* EXERCISE GOAL
Quote the data below line for line, without changing a character, and leave out any pictures.

Source data
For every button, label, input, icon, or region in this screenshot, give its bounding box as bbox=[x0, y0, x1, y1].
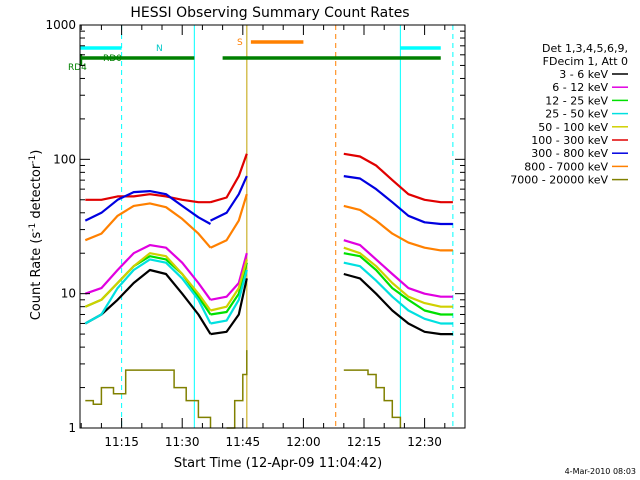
y-axis-label: Count Rate (s-1 detector-1) bbox=[28, 150, 44, 321]
flag-label-rd4: RD4 bbox=[68, 63, 87, 73]
series-line-4-seg-2 bbox=[210, 269, 248, 325]
plot-frame bbox=[79, 24, 466, 429]
series-line-2-seg-3 bbox=[343, 239, 453, 298]
series-line-6-seg-1 bbox=[85, 193, 211, 204]
series-line-1-seg-1 bbox=[84, 268, 212, 335]
series-line-7-seg-2 bbox=[210, 175, 248, 222]
x-tick-label-1: 11:15 bbox=[104, 435, 139, 449]
series-line-8-seg-3 bbox=[343, 204, 453, 252]
legend-label-4: 25 - 50 keV bbox=[545, 108, 608, 121]
series-line-6-seg-2 bbox=[210, 153, 248, 204]
chart-title: HESSI Observing Summary Count Rates bbox=[130, 5, 409, 21]
x-tick-label-6: 12:30 bbox=[407, 435, 442, 449]
flag-label-rd0: RD0 bbox=[103, 54, 122, 64]
series-line-3-seg-2 bbox=[210, 262, 248, 316]
series-line-6-seg-3 bbox=[343, 152, 453, 204]
legend-label-5: 50 - 100 keV bbox=[538, 121, 608, 134]
x-tick-label-2: 11:30 bbox=[165, 435, 200, 449]
legend-label-6: 100 - 300 keV bbox=[531, 134, 608, 147]
flag-label-s: S bbox=[237, 38, 243, 48]
series-line-1-seg-2 bbox=[210, 278, 248, 336]
series-line-8-seg-1 bbox=[84, 202, 212, 249]
series-line-4-seg-1 bbox=[84, 258, 212, 325]
x-tick-label-4: 12:00 bbox=[286, 435, 321, 449]
flag-label-n: N bbox=[156, 44, 163, 54]
series-line-9-seg-2 bbox=[226, 350, 248, 429]
legend-label-1: 3 - 6 keV bbox=[559, 68, 608, 81]
series-line-9-seg-1 bbox=[85, 369, 212, 428]
series-line-8-seg-2 bbox=[210, 193, 248, 249]
footer-timestamp: 4-Mar-2010 08:03 bbox=[565, 467, 636, 476]
series-line-5-seg-3 bbox=[343, 246, 453, 308]
x-axis-label: Start Time (12-Apr-09 11:04:42) bbox=[174, 456, 382, 471]
x-tick-label-3: 11:45 bbox=[226, 435, 261, 449]
series-line-5-seg-2 bbox=[210, 259, 248, 312]
series-line-5-seg-1 bbox=[84, 252, 212, 312]
series-line-1-seg-3 bbox=[343, 272, 453, 336]
plot-area: N RD0 RD4 S bbox=[68, 25, 454, 429]
legend-label-2: 6 - 12 keV bbox=[552, 81, 608, 94]
series-line-2-seg-2 bbox=[210, 252, 248, 301]
legend-header-1: Det 1,3,4,5,6,9, bbox=[542, 42, 628, 55]
legend-label-9: 7000 - 20000 keV bbox=[510, 174, 608, 187]
series-line-9-seg-3 bbox=[343, 369, 402, 428]
series-line-4-seg-3 bbox=[343, 261, 453, 325]
x-tick-label-5: 12:15 bbox=[347, 435, 382, 449]
legend-label-7: 300 - 800 keV bbox=[531, 147, 608, 160]
series-line-7-seg-1 bbox=[84, 190, 212, 225]
legend-header-2: FDecim 1, Att 0 bbox=[543, 55, 628, 68]
y-tick-label-2: 10 bbox=[61, 287, 76, 301]
y-tick-label-3: 100 bbox=[53, 152, 76, 166]
legend-label-8: 800 - 7000 keV bbox=[524, 160, 608, 173]
series-line-3-seg-3 bbox=[343, 252, 453, 316]
legend-label-3: 12 - 25 keV bbox=[545, 94, 608, 107]
axes: 1 10 100 1000 11:15 11:30 11:45 12:00 12:15 12:30 bbox=[45, 18, 466, 449]
y-tick-label-1: 1 bbox=[68, 421, 76, 435]
series-line-7-seg-3 bbox=[343, 175, 453, 226]
legend: Det 1,3,4,5,6,9,FDecim 1, Att 03 - 6 keV… bbox=[510, 42, 628, 187]
series-line-2-seg-1 bbox=[84, 244, 212, 301]
y-tick-label-4: 1000 bbox=[45, 18, 76, 32]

* PROBLEM SOLUTION
For every button, label, input, icon, or region in this screenshot, give its bounding box as bbox=[x0, y0, x1, y1].
y-axis-label: Count Rate (s-1 detector-1) bbox=[28, 150, 44, 321]
flag-label-rd4: RD4 bbox=[68, 63, 87, 73]
series-line-4-seg-2 bbox=[210, 269, 248, 325]
plot-frame bbox=[79, 24, 466, 429]
series-line-2-seg-3 bbox=[343, 239, 453, 298]
series-line-6-seg-1 bbox=[85, 193, 211, 204]
series-line-1-seg-1 bbox=[84, 268, 212, 335]
series-line-7-seg-2 bbox=[210, 175, 248, 222]
x-tick-label-1: 11:15 bbox=[104, 435, 139, 449]
series-line-8-seg-3 bbox=[343, 204, 453, 252]
legend-label-4: 25 - 50 keV bbox=[545, 108, 608, 121]
series-line-6-seg-2 bbox=[210, 153, 248, 204]
chart-title: HESSI Observing Summary Count Rates bbox=[130, 5, 409, 21]
x-tick-label-6: 12:30 bbox=[407, 435, 442, 449]
flag-label-rd0: RD0 bbox=[103, 54, 122, 64]
series-line-3-seg-2 bbox=[210, 262, 248, 316]
series-line-6-seg-3 bbox=[343, 152, 453, 204]
legend-label-5: 50 - 100 keV bbox=[538, 121, 608, 134]
x-tick-label-2: 11:30 bbox=[165, 435, 200, 449]
legend-label-6: 100 - 300 keV bbox=[531, 134, 608, 147]
flag-label-s: S bbox=[237, 38, 243, 48]
series-line-1-seg-2 bbox=[210, 278, 248, 336]
series-line-8-seg-1 bbox=[84, 202, 212, 249]
series-line-4-seg-1 bbox=[84, 258, 212, 325]
x-tick-label-4: 12:00 bbox=[286, 435, 321, 449]
flag-label-n: N bbox=[156, 44, 163, 54]
series-line-9-seg-2 bbox=[226, 350, 248, 429]
legend-label-1: 3 - 6 keV bbox=[559, 68, 608, 81]
series-line-9-seg-1 bbox=[85, 369, 212, 428]
series-line-8-seg-2 bbox=[210, 193, 248, 249]
footer-timestamp: 4-Mar-2010 08:03 bbox=[565, 467, 636, 476]
series-line-5-seg-3 bbox=[343, 246, 453, 308]
x-axis-label: Start Time (12-Apr-09 11:04:42) bbox=[174, 456, 382, 471]
x-tick-label-3: 11:45 bbox=[226, 435, 261, 449]
series-line-5-seg-2 bbox=[210, 259, 248, 312]
series-line-5-seg-1 bbox=[84, 252, 212, 312]
series-line-1-seg-3 bbox=[343, 272, 453, 336]
plot-area: N RD0 RD4 S bbox=[68, 25, 454, 429]
legend-label-2: 6 - 12 keV bbox=[552, 81, 608, 94]
series-line-2-seg-2 bbox=[210, 252, 248, 301]
legend-header-1: Det 1,3,4,5,6,9, bbox=[542, 42, 628, 55]
legend-label-9: 7000 - 20000 keV bbox=[510, 174, 608, 187]
series-line-9-seg-3 bbox=[343, 369, 402, 428]
series-line-4-seg-3 bbox=[343, 261, 453, 325]
x-tick-label-5: 12:15 bbox=[347, 435, 382, 449]
legend-label-7: 300 - 800 keV bbox=[531, 147, 608, 160]
series-line-7-seg-1 bbox=[84, 190, 212, 225]
legend-header-2: FDecim 1, Att 0 bbox=[543, 55, 628, 68]
y-tick-label-2: 10 bbox=[61, 287, 76, 301]
y-tick-label-3: 100 bbox=[53, 152, 76, 166]
legend-label-8: 800 - 7000 keV bbox=[524, 160, 608, 173]
series-line-3-seg-3 bbox=[343, 252, 453, 316]
legend-label-3: 12 - 25 keV bbox=[545, 94, 608, 107]
axes: 1 10 100 1000 11:15 11:30 11:45 12:00 12:15 12:30 bbox=[45, 18, 466, 449]
y-tick-label-1: 1 bbox=[68, 421, 76, 435]
series-line-7-seg-3 bbox=[343, 175, 453, 226]
legend: Det 1,3,4,5,6,9,FDecim 1, Att 03 - 6 keV… bbox=[510, 42, 628, 187]
series-line-2-seg-1 bbox=[84, 244, 212, 301]
y-tick-label-4: 1000 bbox=[45, 18, 76, 32]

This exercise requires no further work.